WHAT IS ASKED →
Write out all the lines again, precisely as they stand, but without the images.

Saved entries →

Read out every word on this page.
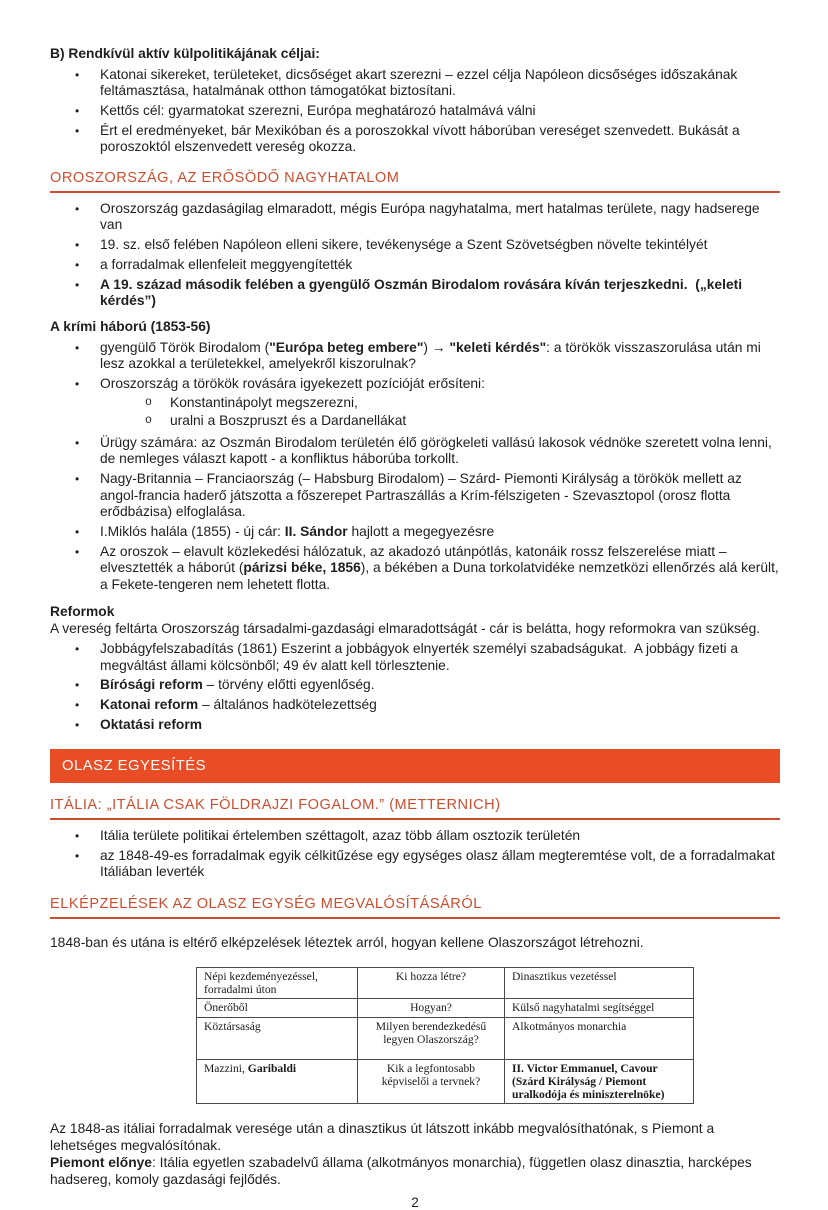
B) Rendkívül aktív külpolitikájának céljai:

•	Katonai sikereket, területeket, dicsőséget akart szerezni – ezzel célja Napóleon dicsőséges időszakának feltámasztása, hatalmának otthon támogatókat biztosítani.
•	Kettős cél: gyarmatokat szerezni, Európa meghatározó hatalmává válni
•	Ért el eredményeket, bár Mexikóban és a poroszokkal vívott háborúban vereséget szenvedett. Bukását a poroszoktól elszenvedett vereség okozza.
OROSZORSZÁG, AZ ERŐSÖDŐ NAGYHATALOM
•	Oroszország gazdaságilag elmaradott, mégis Európa nagyhatalma, mert hatalmas területe, nagy hadserege van
•	19. sz. első felében Napóleon elleni sikere, tevékenysége a Szent Szövetségben növelte tekintélyét
•	a forradalmak ellenfeleit meggyengítették
•	A 19. század második felében a gyengülő Oszmán Birodalom rovására kíván terjeszkedni.  („keleti kérdés”)

A krími háború (1853-56)

•	gyengülő Török Birodalom ("Európa beteg embere") → "keleti kérdés": a törökök visszaszorulása után mi lesz azokkal a területekkel, amelyekről kiszorulnak?
•	Oroszország a törökök rovására igyekezett pozícióját erősíteni:
o	Konstantinápolyt megszerezni,
o	uralni a Boszpruszt és a Dardanellákat
•	Ürügy számára: az Oszmán Birodalom területén élő görögkeleti vallású lakosok védnöke szeretett volna lenni, de nemleges választ kapott - a konfliktus háborúba torkollt.
•	Nagy-Britannia – Franciaország (– Habsburg Birodalom) – Szárd- Piemonti Királyság a törökök mellett az angol-francia haderő játszotta a főszerepet Partraszállás a Krím-félszigeten - Szevasztopol (orosz flotta erődbázisa) elfoglalása.
•	I.Miklós halála (1855) - új cár: II. Sándor hajlott a megegyezésre
•	Az oroszok – elavult közlekedési hálózatuk, az akadozó utánpótlás, katonáik rossz felszerelése miatt – elvesztették a háborút (párizsi béke, 1856), a békében a Duna torkolatvidéke nemzetközi ellenőrzés alá került, a Fekete-tengeren nem lehetett flotta.

Reformok

A vereség feltárta Oroszország társadalmi-gazdasági elmaradottságát - cár is belátta, hogy reformokra van szükség.

•	Jobbágyfelszabadítás (1861) Eszerint a jobbágyok elnyerték személyi szabadságukat.  A jobbágy fizeti a megváltást állami kölcsönből; 49 év alatt kell törlesztenie.
•	Bírósági reform – törvény előtti egyenlőség.
•	Katonai reform – általános hadkötelezettség
•	Oktatási reform
OLASZ EGYESÍTÉS
ITÁLIA: „ITÁLIA CSAK FÖLDRAJZI FOGALOM.” (METTERNICH)
•	Itália területe politikai értelemben széttagolt, azaz több állam osztozik területén
•	az 1848-49-es forradalmak egyik célkitűzése egy egységes olasz állam megteremtése volt, de a forradalmakat Itáliában leverték
ELKÉPZELÉSEK AZ OLASZ EGYSÉG MEGVALÓSÍTÁSÁRÓL

1848-ban és utána is eltérő elképzelések léteztek arról, hogyan kellene Olaszországot létrehozni.

Népi kezdeményezéssel, forradalmi úton	Ki hozza létre?	Dinasztikus vezetéssel
Önerőből	Hogyan?	Külső nagyhatalmi segítséggel
Köztársaság	Milyen berendezkedésű legyen Olaszország?	Alkotmányos monarchia
Mazzini, Garibaldi	Kik a legfontosabb képviselői a tervnek?	II. Victor Emmanuel, Cavour (Szárd Királyság / Piemont uralkodója és miniszterelnöke)

Az 1848-as itáliai forradalmak veresége után a dinasztikus út látszott inkább megvalósíthatónak, s Piemont a lehetséges megvalósítónak.

Piemont előnye: Itália egyetlen szabadelvű állama (alkotmányos monarchia), független olasz dinasztia, harcképes hadsereg, komoly gazdasági fejlődés.

2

RESPONSE BELOW →
Read out every word on this page.
B) Rendkívül aktív külpolitikájának céljai:

•	Katonai sikereket, területeket, dicsőséget akart szerezni – ezzel célja Napóleon dicsőséges időszakának feltámasztása, hatalmának otthon támogatókat biztosítani.
•	Kettős cél: gyarmatokat szerezni, Európa meghatározó hatalmává válni
•	Ért el eredményeket, bár Mexikóban és a poroszokkal vívott háborúban vereséget szenvedett. Bukását a poroszoktól elszenvedett vereség okozza.
OROSZORSZÁG, AZ ERŐSÖDŐ NAGYHATALOM
•	Oroszország gazdaságilag elmaradott, mégis Európa nagyhatalma, mert hatalmas területe, nagy hadserege van
•	19. sz. első felében Napóleon elleni sikere, tevékenysége a Szent Szövetségben növelte tekintélyét
•	a forradalmak ellenfeleit meggyengítették
•	A 19. század második felében a gyengülő Oszmán Birodalom rovására kíván terjeszkedni.  („keleti kérdés”)

A krími háború (1853-56)

•	gyengülő Török Birodalom ("Európa beteg embere") → "keleti kérdés": a törökök visszaszorulása után mi lesz azokkal a területekkel, amelyekről kiszorulnak?
•	Oroszország a törökök rovására igyekezett pozícióját erősíteni:
o	Konstantinápolyt megszerezni,
o	uralni a Boszpruszt és a Dardanellákat
•	Ürügy számára: az Oszmán Birodalom területén élő görögkeleti vallású lakosok védnöke szeretett volna lenni, de nemleges választ kapott - a konfliktus háborúba torkollt.
•	Nagy-Britannia – Franciaország (– Habsburg Birodalom) – Szárd- Piemonti Királyság a törökök mellett az angol-francia haderő játszotta a főszerepet Partraszállás a Krím-félszigeten - Szevasztopol (orosz flotta erődbázisa) elfoglalása.
•	I.Miklós halála (1855) - új cár: II. Sándor hajlott a megegyezésre
•	Az oroszok – elavult közlekedési hálózatuk, az akadozó utánpótlás, katonáik rossz felszerelése miatt – elvesztették a háborút (párizsi béke, 1856), a békében a Duna torkolatvidéke nemzetközi ellenőrzés alá került, a Fekete-tengeren nem lehetett flotta.

Reformok

A vereség feltárta Oroszország társadalmi-gazdasági elmaradottságát - cár is belátta, hogy reformokra van szükség.

•	Jobbágyfelszabadítás (1861) Eszerint a jobbágyok elnyerték személyi szabadságukat.  A jobbágy fizeti a megváltást állami kölcsönből; 49 év alatt kell törlesztenie.
•	Bírósági reform – törvény előtti egyenlőség.
•	Katonai reform – általános hadkötelezettség
•	Oktatási reform
OLASZ EGYESÍTÉS
ITÁLIA: „ITÁLIA CSAK FÖLDRAJZI FOGALOM.” (METTERNICH)
•	Itália területe politikai értelemben széttagolt, azaz több állam osztozik területén
•	az 1848-49-es forradalmak egyik célkitűzése egy egységes olasz állam megteremtése volt, de a forradalmakat Itáliában leverték
ELKÉPZELÉSEK AZ OLASZ EGYSÉG MEGVALÓSÍTÁSÁRÓL

1848-ban és utána is eltérő elképzelések léteztek arról, hogyan kellene Olaszországot létrehozni.

Népi kezdeményezéssel, forradalmi úton	Ki hozza létre?	Dinasztikus vezetéssel
Önerőből	Hogyan?	Külső nagyhatalmi segítséggel
Köztársaság	Milyen berendezkedésű legyen Olaszország?	Alkotmányos monarchia
Mazzini, Garibaldi	Kik a legfontosabb képviselői a tervnek?	II. Victor Emmanuel, Cavour (Szárd Királyság / Piemont uralkodója és miniszterelnöke)

Az 1848-as itáliai forradalmak veresége után a dinasztikus út látszott inkább megvalósíthatónak, s Piemont a lehetséges megvalósítónak.

Piemont előnye: Itália egyetlen szabadelvű állama (alkotmányos monarchia), független olasz dinasztia, harcképes hadsereg, komoly gazdasági fejlődés.

2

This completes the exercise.